(Rows from a dataset)
— START —

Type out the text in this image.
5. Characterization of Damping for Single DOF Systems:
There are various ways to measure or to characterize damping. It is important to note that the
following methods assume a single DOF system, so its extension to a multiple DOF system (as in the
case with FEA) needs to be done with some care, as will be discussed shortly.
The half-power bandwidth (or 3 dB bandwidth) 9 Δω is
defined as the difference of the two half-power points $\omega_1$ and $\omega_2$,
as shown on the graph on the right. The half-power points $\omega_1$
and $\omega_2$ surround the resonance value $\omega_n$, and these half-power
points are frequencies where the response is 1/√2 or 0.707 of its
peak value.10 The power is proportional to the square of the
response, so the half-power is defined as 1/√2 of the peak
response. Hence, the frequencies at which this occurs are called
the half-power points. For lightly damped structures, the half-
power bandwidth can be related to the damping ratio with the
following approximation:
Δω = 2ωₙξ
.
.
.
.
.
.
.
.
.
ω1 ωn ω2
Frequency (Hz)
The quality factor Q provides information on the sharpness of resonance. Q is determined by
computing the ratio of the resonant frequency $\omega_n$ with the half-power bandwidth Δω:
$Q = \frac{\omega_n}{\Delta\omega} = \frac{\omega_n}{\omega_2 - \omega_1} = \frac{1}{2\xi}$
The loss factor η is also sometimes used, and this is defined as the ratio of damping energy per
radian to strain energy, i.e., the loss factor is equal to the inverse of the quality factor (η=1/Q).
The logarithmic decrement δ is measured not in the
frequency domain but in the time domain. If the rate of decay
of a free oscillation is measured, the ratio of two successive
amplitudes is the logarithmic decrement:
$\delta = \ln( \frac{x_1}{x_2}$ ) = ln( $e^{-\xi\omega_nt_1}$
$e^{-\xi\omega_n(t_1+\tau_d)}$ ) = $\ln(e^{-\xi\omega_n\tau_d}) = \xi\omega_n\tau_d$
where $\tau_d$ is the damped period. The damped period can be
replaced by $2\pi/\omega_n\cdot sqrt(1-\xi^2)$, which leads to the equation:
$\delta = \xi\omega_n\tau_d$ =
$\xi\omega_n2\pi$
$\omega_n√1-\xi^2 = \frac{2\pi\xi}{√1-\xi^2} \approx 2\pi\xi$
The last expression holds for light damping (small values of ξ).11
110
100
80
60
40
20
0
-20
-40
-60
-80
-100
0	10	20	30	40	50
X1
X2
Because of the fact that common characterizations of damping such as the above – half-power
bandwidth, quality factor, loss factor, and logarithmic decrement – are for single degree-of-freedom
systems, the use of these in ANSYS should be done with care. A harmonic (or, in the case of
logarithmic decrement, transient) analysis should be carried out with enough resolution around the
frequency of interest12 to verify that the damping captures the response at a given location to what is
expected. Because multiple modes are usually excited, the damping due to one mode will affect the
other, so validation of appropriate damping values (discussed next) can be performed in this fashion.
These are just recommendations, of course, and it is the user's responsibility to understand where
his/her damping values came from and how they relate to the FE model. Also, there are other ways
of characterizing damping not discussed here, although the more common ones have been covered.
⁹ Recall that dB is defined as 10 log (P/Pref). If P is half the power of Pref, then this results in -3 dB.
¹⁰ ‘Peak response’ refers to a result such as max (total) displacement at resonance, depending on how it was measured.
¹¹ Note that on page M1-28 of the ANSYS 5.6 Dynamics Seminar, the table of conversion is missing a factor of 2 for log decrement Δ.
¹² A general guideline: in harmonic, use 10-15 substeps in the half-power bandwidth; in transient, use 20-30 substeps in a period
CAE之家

— END —

■ Given problem
Quote the listing in full, please, keeping every line exact.

■ Correct result
Type out the text in this image.
5. Characterization of Damping for Single DOF Systems:
There are various ways to measure or to characterize damping. It is important to note that the
following methods assume a single DOF system, so its extension to a multiple DOF system (as in the
case with FEA) needs to be done with some care, as will be discussed shortly.
The half-power bandwidth (or 3 dB bandwidth) 9 Δω is
defined as the difference of the two half-power points $\omega_1$ and $\omega_2$,
as shown on the graph on the right. The half-power points $\omega_1$
and $\omega_2$ surround the resonance value $\omega_n$, and these half-power
points are frequencies where the response is 1/√2 or 0.707 of its
peak value.10 The power is proportional to the square of the
response, so the half-power is defined as 1/√2 of the peak
response. Hence, the frequencies at which this occurs are called
the half-power points. For lightly damped structures, the half-
power bandwidth can be related to the damping ratio with the
following approximation:
Δω = 2ωₙξ
.
.
.
.
.
.
.
.
.
ω1 ωn ω2
Frequency (Hz)
The quality factor Q provides information on the sharpness of resonance. Q is determined by
computing the ratio of the resonant frequency $\omega_n$ with the half-power bandwidth Δω:
$Q = \frac{\omega_n}{\Delta\omega} = \frac{\omega_n}{\omega_2 - \omega_1} = \frac{1}{2\xi}$
The loss factor η is also sometimes used, and this is defined as the ratio of damping energy per
radian to strain energy, i.e., the loss factor is equal to the inverse of the quality factor (η=1/Q).
The logarithmic decrement δ is measured not in the
frequency domain but in the time domain. If the rate of decay
of a free oscillation is measured, the ratio of two successive
amplitudes is the logarithmic decrement:
$\delta = \ln( \frac{x_1}{x_2}$ ) = ln( $e^{-\xi\omega_nt_1}$
$e^{-\xi\omega_n(t_1+\tau_d)}$ ) = $\ln(e^{-\xi\omega_n\tau_d}) = \xi\omega_n\tau_d$
where $\tau_d$ is the damped period. The damped period can be
replaced by $2\pi/\omega_n\cdot sqrt(1-\xi^2)$, which leads to the equation:
$\delta = \xi\omega_n\tau_d$ =
$\xi\omega_n2\pi$
$\omega_n√1-\xi^2 = \frac{2\pi\xi}{√1-\xi^2} \approx 2\pi\xi$
The last expression holds for light damping (small values of ξ).11
110
100
80
60
40
20
0
-20
-40
-60
-80
-100
0	10	20	30	40	50
X1
X2
Because of the fact that common characterizations of damping such as the above – half-power
bandwidth, quality factor, loss factor, and logarithmic decrement – are for single degree-of-freedom
systems, the use of these in ANSYS should be done with care. A harmonic (or, in the case of
logarithmic decrement, transient) analysis should be carried out with enough resolution around the
frequency of interest12 to verify that the damping captures the response at a given location to what is
expected. Because multiple modes are usually excited, the damping due to one mode will affect the
other, so validation of appropriate damping values (discussed next) can be performed in this fashion.
These are just recommendations, of course, and it is the user's responsibility to understand where
his/her damping values came from and how they relate to the FE model. Also, there are other ways
of characterizing damping not discussed here, although the more common ones have been covered.
⁹ Recall that dB is defined as 10 log (P/Pref). If P is half the power of Pref, then this results in -3 dB.
¹⁰ ‘Peak response’ refers to a result such as max (total) displacement at resonance, depending on how it was measured.
¹¹ Note that on page M1-28 of the ANSYS 5.6 Dynamics Seminar, the table of conversion is missing a factor of 2 for log decrement Δ.
¹² A general guideline: in harmonic, use 10-15 substeps in the half-power bandwidth; in transient, use 20-30 substeps in a period
CAE之家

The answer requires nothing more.